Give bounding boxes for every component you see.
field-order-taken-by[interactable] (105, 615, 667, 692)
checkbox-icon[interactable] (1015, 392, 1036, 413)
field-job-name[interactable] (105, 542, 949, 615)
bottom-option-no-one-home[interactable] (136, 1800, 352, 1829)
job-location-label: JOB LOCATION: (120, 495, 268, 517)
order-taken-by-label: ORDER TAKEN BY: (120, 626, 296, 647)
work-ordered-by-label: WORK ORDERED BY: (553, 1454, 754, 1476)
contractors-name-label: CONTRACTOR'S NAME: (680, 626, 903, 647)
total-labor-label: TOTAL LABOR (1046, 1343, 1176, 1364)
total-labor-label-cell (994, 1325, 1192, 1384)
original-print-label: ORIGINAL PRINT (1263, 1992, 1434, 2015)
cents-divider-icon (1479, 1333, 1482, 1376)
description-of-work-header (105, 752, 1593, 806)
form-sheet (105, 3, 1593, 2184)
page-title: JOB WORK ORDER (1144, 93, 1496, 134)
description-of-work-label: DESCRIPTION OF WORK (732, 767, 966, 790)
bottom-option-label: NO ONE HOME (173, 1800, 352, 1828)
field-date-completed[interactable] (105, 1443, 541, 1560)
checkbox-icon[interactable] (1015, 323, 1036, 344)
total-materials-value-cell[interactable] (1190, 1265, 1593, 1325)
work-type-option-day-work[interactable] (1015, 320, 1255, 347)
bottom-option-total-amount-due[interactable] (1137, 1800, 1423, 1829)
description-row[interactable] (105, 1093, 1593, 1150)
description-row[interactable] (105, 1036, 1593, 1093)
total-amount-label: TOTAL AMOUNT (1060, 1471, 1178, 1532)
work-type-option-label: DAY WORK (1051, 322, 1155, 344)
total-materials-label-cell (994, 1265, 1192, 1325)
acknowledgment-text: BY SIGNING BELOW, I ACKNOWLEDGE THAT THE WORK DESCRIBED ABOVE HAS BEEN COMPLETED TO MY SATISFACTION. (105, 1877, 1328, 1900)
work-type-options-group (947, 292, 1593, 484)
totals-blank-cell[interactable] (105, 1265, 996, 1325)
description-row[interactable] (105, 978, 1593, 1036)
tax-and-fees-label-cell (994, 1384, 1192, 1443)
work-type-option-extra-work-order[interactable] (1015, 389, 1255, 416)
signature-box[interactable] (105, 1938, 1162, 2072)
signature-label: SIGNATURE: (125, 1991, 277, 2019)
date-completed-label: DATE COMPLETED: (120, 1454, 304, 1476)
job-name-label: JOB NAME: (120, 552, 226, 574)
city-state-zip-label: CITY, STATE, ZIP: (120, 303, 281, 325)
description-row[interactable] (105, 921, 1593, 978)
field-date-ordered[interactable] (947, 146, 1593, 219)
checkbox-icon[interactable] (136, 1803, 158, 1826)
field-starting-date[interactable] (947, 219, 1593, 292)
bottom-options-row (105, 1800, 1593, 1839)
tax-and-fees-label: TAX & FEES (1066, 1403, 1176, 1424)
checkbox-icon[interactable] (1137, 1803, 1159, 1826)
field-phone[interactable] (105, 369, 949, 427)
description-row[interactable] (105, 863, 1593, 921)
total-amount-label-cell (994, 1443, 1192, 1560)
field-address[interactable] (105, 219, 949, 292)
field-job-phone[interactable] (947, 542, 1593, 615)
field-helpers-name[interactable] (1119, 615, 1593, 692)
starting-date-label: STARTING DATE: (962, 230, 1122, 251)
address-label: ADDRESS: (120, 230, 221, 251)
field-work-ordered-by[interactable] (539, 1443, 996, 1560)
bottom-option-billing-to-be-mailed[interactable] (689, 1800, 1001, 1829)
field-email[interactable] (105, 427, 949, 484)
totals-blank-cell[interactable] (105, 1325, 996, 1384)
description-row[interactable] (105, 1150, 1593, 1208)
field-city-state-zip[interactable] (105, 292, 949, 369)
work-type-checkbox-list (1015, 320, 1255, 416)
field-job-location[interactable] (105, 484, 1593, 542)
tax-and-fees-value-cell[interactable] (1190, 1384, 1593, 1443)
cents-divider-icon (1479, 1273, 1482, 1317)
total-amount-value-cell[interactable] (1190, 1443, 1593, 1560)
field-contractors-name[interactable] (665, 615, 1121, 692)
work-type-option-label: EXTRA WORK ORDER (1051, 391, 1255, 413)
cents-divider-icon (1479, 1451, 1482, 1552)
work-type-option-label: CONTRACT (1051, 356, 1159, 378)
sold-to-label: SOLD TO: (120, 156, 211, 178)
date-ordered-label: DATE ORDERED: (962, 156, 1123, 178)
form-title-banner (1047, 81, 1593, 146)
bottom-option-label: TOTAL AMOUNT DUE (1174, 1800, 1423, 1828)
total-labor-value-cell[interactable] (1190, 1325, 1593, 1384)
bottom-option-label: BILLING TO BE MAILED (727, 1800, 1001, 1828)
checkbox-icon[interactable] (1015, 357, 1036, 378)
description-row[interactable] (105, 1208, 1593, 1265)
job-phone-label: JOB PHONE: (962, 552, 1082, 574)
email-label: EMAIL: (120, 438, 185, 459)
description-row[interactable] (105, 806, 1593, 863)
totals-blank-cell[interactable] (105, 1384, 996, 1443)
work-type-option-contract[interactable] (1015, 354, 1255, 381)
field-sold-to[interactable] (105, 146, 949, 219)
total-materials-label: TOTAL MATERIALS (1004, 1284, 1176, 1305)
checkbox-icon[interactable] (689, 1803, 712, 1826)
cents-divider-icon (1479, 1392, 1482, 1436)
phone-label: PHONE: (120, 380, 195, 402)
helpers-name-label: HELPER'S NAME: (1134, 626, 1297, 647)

- - - - - - -

- [Prompt]:
Can you return every line from the very first one down to and including the line containing "job-location-label: JOB LOCATION: (120, 495, 268, 517)", reproduced exactly?

- [Worked solution]:
Give bounding boxes for every component you see.
field-order-taken-by[interactable] (105, 615, 667, 692)
checkbox-icon[interactable] (1015, 392, 1036, 413)
field-job-name[interactable] (105, 542, 949, 615)
bottom-option-no-one-home[interactable] (136, 1800, 352, 1829)
job-location-label: JOB LOCATION: (120, 495, 268, 517)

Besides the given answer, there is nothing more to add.